#### DESCRIPTION OF THE TASK
Copy out all lines that carry the word "Arzneimittel".

[Dataset rows about figures]
┄┄┄┄┄┄

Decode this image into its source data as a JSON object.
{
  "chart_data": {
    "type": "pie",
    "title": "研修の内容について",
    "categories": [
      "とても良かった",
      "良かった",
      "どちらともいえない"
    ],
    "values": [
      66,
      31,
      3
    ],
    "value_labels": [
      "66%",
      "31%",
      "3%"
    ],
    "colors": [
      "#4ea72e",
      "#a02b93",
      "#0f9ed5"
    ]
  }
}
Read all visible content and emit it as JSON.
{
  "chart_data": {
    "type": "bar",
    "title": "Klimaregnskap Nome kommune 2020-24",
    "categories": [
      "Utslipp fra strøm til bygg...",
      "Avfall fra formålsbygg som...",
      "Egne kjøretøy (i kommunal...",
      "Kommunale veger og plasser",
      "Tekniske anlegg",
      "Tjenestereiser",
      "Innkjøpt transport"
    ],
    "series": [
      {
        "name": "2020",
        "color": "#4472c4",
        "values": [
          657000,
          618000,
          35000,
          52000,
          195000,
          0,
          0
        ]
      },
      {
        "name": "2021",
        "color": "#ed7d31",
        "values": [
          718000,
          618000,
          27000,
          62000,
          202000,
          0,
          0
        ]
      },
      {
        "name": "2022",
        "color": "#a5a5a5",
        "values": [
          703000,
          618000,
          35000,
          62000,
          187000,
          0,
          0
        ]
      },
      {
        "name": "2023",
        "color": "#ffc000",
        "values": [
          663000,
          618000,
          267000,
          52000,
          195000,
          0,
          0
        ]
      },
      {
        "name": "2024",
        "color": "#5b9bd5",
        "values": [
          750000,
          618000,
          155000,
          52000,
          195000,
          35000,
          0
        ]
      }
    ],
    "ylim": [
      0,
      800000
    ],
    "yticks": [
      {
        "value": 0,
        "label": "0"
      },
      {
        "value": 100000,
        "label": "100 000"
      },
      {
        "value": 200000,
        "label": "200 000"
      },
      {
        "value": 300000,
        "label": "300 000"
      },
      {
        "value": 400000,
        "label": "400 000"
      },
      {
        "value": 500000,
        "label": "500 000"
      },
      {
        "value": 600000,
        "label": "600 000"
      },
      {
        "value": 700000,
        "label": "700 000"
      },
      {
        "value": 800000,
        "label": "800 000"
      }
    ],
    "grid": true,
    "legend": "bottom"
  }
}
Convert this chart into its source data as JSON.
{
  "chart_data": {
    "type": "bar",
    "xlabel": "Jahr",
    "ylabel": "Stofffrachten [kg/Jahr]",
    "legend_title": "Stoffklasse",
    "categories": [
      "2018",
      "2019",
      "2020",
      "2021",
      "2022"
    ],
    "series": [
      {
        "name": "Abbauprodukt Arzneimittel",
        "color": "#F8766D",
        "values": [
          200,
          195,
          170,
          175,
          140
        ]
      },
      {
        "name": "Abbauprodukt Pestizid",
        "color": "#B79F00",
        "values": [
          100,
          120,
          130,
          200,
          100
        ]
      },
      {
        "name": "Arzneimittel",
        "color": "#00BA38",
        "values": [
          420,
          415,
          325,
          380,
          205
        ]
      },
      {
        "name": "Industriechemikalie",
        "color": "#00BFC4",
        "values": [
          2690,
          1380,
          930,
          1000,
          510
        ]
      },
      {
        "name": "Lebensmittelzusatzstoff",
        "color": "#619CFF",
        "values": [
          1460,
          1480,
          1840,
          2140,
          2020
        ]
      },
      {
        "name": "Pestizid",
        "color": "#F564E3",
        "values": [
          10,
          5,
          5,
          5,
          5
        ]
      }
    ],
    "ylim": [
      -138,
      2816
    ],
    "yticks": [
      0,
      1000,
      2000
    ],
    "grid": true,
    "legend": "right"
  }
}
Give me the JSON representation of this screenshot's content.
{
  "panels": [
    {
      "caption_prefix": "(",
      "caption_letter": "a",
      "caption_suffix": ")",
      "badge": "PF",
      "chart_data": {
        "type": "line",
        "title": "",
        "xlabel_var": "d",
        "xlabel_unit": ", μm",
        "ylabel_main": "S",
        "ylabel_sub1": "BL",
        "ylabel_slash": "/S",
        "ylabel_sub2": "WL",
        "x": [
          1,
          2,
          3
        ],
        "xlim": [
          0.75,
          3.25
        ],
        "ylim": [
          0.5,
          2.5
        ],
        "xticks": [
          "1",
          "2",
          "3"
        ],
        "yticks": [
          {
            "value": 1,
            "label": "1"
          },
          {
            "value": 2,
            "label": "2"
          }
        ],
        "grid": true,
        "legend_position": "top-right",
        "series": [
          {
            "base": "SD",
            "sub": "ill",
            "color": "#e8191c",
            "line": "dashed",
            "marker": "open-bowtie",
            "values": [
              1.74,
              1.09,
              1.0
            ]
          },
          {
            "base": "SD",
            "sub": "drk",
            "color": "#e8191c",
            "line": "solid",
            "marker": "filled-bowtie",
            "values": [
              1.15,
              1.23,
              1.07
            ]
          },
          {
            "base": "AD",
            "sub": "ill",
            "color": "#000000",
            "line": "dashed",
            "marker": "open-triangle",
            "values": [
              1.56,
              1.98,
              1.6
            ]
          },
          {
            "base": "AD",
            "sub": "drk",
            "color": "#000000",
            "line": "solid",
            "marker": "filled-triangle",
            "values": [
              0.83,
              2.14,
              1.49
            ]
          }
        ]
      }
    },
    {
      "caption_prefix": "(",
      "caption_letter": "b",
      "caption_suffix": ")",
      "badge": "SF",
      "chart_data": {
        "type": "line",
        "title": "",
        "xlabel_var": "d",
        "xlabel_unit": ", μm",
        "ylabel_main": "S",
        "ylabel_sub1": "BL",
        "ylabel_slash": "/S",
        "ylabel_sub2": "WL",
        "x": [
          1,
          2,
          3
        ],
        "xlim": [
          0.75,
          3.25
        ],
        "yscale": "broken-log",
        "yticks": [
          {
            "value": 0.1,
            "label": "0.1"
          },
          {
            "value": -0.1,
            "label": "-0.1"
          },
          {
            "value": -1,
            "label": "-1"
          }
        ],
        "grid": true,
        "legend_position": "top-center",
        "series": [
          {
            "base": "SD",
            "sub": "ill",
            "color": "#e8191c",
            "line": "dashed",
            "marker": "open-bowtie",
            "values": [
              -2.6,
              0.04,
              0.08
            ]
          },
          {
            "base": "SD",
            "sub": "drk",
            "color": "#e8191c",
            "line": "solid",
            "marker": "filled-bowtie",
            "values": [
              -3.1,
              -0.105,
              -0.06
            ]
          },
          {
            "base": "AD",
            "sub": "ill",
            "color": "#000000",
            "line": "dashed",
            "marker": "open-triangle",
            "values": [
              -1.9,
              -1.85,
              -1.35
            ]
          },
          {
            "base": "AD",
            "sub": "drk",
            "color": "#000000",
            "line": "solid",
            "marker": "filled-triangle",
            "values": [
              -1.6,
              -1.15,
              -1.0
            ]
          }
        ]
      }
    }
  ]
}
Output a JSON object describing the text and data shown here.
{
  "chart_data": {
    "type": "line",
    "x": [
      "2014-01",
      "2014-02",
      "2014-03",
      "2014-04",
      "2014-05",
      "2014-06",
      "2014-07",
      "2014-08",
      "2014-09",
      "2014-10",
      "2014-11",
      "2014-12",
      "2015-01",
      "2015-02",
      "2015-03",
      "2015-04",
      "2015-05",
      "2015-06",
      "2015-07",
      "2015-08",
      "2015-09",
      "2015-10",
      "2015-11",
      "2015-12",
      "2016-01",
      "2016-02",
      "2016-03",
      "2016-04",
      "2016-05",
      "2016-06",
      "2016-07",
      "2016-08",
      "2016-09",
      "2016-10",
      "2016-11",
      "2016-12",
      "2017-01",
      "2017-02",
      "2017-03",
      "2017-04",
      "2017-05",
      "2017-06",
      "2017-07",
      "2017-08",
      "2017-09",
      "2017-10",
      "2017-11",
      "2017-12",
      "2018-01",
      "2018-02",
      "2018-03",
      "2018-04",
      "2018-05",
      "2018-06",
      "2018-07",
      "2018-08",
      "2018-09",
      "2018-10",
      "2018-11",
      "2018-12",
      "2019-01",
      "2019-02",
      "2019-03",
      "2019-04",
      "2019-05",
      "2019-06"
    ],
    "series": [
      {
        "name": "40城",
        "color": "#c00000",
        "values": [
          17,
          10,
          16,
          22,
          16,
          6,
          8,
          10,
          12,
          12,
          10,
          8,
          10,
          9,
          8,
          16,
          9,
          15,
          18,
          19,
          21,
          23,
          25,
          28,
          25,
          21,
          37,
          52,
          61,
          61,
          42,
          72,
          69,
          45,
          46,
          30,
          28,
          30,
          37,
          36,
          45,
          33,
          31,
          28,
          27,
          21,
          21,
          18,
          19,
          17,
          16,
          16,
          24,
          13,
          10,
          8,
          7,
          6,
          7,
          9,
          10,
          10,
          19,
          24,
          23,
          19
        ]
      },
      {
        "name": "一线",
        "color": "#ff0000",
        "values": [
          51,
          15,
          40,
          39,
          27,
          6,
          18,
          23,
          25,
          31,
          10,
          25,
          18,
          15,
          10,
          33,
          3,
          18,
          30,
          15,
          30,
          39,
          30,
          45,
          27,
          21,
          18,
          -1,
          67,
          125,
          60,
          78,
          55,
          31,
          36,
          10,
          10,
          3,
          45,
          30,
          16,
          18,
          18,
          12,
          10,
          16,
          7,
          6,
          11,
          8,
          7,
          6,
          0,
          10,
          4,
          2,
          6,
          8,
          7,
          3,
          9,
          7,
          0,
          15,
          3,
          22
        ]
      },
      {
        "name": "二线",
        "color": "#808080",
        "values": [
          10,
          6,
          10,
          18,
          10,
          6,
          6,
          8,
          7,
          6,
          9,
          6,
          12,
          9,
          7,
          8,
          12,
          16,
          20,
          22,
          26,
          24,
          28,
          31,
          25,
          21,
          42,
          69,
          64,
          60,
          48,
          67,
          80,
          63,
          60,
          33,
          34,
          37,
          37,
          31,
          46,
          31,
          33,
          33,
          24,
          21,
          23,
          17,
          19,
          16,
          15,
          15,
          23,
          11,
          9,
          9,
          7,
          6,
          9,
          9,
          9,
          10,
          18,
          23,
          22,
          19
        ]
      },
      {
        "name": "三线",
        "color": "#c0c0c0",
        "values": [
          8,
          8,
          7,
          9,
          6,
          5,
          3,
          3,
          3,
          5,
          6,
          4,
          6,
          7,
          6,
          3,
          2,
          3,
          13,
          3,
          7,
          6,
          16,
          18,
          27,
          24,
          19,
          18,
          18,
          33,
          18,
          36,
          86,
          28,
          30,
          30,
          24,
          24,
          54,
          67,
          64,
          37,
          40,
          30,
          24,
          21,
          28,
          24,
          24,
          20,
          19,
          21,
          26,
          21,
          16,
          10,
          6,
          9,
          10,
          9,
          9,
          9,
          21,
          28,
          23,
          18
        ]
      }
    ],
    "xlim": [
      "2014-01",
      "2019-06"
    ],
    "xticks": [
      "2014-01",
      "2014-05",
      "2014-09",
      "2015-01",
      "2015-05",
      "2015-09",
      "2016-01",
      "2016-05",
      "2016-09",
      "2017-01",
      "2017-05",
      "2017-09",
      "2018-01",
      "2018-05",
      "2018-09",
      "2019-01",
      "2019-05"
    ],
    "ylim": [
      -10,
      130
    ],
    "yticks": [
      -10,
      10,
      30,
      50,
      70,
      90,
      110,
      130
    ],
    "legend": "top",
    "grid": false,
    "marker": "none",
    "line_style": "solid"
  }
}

┄┄┄┄┄┄

#### IN RESPONSE
        "name": "Abbauprodukt Arzneimittel",
        "name": "Arzneimittel",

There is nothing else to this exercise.